- _Record extracts_
━━━━━━━━━━━━━━━━

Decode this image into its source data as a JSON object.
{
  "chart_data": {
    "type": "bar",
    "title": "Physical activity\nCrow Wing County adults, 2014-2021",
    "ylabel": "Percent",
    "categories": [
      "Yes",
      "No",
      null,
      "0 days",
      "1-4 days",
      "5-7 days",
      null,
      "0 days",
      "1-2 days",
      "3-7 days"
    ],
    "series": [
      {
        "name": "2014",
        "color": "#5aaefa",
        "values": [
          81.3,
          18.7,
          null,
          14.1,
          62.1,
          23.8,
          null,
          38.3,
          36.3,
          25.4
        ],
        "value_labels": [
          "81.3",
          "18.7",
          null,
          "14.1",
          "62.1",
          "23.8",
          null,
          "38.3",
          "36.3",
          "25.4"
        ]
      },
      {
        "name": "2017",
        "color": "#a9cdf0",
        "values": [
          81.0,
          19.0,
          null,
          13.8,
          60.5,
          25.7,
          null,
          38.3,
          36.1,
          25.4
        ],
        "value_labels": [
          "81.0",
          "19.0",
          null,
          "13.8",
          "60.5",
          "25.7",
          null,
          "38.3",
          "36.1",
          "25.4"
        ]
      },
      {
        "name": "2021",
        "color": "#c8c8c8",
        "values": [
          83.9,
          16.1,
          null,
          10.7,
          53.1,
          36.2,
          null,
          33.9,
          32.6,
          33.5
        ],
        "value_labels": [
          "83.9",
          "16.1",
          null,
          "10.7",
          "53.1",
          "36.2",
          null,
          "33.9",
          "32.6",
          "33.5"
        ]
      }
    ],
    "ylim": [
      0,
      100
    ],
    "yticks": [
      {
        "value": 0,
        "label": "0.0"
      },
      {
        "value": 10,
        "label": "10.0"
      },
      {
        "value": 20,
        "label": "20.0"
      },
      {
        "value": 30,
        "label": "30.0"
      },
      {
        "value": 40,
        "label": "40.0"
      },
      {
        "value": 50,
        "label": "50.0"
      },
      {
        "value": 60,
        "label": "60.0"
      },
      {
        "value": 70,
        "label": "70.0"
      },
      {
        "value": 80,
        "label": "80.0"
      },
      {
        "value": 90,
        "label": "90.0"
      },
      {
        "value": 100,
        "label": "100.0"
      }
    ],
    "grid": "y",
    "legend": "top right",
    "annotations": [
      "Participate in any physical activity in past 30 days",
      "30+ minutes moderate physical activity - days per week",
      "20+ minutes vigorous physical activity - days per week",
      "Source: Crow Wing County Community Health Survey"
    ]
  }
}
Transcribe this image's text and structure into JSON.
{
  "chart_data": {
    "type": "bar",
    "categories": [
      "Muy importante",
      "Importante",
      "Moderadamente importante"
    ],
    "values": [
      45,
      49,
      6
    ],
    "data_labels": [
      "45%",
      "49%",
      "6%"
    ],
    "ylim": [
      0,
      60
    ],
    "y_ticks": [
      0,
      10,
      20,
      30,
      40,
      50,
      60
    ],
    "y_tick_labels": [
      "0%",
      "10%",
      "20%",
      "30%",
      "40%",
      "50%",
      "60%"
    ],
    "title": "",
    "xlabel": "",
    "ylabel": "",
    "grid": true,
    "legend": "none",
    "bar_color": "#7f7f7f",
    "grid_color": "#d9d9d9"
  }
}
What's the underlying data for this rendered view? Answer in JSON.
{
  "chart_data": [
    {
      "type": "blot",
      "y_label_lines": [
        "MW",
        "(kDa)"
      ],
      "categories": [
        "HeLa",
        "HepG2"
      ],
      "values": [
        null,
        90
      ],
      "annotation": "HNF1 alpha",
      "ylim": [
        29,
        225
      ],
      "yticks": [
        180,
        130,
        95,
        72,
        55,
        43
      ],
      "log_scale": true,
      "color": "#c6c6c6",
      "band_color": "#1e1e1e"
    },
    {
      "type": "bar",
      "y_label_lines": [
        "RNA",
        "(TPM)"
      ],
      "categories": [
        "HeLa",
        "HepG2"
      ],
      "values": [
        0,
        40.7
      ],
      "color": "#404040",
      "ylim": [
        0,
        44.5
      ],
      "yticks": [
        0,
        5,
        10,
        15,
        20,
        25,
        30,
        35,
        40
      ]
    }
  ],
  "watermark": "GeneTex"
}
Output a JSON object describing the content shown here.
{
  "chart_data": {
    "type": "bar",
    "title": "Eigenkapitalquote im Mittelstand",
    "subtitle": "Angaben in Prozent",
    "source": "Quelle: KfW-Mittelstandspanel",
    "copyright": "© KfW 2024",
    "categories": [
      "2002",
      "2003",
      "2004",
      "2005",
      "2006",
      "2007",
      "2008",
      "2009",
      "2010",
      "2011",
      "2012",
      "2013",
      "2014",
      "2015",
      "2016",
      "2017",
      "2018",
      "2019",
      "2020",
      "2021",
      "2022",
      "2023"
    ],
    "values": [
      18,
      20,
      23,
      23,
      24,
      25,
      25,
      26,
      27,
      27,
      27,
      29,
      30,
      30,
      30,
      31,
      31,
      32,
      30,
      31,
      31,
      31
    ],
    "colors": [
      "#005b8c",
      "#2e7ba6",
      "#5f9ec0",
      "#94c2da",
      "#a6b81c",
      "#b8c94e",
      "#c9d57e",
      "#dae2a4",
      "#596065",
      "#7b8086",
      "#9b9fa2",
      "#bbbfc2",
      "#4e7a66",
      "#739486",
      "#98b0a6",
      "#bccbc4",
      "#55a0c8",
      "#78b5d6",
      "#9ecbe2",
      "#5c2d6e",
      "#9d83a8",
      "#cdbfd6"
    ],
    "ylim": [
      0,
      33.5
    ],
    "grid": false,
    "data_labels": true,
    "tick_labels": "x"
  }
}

━━━━━━━━━━━━━━━━

- _Exercise requirements_
From the entries above, copy out every line where the string "days" appears.

- _Full output_
      "0 days",
      "1-4 days",
      "5-7 days",
      "0 days",
      "1-2 days",
      "3-7 days"
      "Participate in any physical activity in past 30 days",
      "30+ minutes moderate physical activity - days per week",
      "20+ minutes vigorous physical activity - days per week",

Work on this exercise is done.